[Data records]
[start]

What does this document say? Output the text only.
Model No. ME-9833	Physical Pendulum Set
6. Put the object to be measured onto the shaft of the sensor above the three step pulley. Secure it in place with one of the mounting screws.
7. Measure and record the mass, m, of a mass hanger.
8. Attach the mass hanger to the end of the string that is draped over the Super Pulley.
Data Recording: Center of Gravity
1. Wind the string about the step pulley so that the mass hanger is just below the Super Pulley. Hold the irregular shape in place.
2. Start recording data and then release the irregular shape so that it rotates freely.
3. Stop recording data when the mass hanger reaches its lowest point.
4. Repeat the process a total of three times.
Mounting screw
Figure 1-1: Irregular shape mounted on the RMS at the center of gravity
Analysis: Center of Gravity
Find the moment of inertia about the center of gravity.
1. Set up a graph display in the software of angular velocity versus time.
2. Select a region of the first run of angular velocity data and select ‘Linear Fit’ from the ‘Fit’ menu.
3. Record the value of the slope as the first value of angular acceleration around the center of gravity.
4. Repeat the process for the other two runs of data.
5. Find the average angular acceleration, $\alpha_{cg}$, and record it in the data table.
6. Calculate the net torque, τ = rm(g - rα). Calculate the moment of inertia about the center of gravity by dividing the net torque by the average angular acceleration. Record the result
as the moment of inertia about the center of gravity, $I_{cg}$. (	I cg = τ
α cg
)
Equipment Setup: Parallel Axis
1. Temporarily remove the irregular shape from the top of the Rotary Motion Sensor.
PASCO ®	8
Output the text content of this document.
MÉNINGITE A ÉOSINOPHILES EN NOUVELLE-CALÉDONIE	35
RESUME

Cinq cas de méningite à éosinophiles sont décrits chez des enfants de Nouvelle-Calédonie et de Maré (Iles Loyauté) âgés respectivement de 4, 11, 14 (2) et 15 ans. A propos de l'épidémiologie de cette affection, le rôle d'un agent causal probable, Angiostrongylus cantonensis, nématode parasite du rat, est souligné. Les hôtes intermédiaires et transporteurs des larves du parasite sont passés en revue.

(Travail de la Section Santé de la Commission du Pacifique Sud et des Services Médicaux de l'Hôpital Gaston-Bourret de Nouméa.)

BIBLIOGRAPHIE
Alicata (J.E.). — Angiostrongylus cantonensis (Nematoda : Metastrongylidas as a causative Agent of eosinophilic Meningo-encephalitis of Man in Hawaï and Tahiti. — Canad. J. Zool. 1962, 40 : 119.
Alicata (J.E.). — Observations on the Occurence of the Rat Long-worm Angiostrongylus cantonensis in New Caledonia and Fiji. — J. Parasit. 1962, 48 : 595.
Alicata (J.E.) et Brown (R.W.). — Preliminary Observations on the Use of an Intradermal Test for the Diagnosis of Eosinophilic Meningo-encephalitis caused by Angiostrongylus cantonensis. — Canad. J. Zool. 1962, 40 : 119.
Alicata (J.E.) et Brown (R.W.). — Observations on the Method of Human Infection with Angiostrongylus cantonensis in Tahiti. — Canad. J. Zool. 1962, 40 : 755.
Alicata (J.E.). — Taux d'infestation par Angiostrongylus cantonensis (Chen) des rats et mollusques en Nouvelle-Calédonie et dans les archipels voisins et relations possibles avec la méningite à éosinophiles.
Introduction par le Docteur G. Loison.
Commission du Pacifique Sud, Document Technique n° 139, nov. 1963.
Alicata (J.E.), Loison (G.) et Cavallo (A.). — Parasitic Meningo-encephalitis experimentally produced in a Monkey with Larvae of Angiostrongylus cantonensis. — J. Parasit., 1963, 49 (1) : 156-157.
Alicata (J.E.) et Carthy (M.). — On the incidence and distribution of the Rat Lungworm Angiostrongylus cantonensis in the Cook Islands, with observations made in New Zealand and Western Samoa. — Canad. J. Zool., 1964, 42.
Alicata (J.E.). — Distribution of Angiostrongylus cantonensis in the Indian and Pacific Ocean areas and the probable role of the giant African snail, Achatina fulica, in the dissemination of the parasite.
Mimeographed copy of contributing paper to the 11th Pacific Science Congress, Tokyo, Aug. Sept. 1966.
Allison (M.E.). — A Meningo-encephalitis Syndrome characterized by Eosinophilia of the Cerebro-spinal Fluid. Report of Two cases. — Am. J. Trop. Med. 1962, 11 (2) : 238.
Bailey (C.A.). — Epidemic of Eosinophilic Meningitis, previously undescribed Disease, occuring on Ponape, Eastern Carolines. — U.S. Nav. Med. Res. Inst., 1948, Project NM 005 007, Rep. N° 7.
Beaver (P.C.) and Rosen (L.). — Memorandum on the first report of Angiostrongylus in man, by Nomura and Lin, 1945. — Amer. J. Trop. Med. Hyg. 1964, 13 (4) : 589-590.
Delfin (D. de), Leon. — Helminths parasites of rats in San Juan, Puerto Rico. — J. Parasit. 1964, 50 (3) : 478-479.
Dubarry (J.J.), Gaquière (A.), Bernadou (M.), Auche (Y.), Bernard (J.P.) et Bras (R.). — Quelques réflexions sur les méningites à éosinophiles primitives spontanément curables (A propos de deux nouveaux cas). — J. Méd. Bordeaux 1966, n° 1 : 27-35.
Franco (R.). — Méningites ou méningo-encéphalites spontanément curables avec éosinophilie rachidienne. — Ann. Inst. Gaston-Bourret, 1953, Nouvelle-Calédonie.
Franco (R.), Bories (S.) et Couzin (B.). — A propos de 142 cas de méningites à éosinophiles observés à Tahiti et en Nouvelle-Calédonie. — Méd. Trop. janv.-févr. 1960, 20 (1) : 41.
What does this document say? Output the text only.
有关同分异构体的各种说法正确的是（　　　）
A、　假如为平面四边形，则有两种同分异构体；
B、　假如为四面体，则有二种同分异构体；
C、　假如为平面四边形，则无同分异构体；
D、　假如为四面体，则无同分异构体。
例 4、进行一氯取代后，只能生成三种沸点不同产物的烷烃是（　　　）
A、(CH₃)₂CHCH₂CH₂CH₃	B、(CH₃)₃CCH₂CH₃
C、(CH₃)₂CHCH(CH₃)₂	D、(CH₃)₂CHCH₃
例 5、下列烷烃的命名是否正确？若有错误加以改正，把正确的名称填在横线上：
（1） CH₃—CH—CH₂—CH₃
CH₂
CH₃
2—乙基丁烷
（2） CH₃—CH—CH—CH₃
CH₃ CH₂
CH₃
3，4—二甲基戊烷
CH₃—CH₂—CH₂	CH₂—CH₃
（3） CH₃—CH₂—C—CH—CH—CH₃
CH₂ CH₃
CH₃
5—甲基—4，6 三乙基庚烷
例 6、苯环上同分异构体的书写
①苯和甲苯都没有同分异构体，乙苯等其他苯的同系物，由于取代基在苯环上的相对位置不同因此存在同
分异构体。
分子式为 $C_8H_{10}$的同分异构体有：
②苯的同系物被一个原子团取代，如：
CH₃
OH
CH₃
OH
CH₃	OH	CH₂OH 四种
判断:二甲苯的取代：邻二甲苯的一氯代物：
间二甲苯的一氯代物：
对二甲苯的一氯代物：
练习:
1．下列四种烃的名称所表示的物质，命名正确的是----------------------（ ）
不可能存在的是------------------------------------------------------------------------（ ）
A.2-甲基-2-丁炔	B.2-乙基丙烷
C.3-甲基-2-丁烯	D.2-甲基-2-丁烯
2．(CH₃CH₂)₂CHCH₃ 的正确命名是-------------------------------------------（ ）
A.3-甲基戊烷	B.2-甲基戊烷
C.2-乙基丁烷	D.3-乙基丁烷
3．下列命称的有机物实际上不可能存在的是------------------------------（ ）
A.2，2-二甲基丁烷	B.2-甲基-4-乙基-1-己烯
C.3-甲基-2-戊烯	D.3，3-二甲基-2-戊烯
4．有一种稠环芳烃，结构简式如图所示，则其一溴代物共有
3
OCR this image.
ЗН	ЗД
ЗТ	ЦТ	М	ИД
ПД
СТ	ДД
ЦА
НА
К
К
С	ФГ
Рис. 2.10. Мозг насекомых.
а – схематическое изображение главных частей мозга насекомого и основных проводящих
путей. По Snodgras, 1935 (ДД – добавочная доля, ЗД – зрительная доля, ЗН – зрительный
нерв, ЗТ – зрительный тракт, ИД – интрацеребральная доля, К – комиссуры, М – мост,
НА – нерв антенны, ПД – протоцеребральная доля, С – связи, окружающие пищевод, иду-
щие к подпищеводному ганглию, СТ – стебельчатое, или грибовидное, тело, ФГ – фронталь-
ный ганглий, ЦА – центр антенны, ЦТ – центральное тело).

[end]

Show every line in the entries where the string "with" occurs.

• **Expected answer**:
6. Put the object to be measured onto the shaft of the sensor above the three step pulley. Secure it in place with one of the mounting screws.
Alicata (J.E.) et Brown (R.W.). — Observations on the Method of Human Infection with Angiostrongylus cantonensis in Tahiti. — Canad. J. Zool. 1962, 40 : 755.
Alicata (J.E.), Loison (G.) et Cavallo (A.). — Parasitic Meningo-encephalitis experimentally produced in a Monkey with Larvae of Angiostrongylus cantonensis. — J. Parasit., 1963, 49 (1) : 156-157.
Alicata (J.E.) et Carthy (M.). — On the incidence and distribution of the Rat Lungworm Angiostrongylus cantonensis in the Cook Islands, with observations made in New Zealand and Western Samoa. — Canad. J. Zool., 1964, 42.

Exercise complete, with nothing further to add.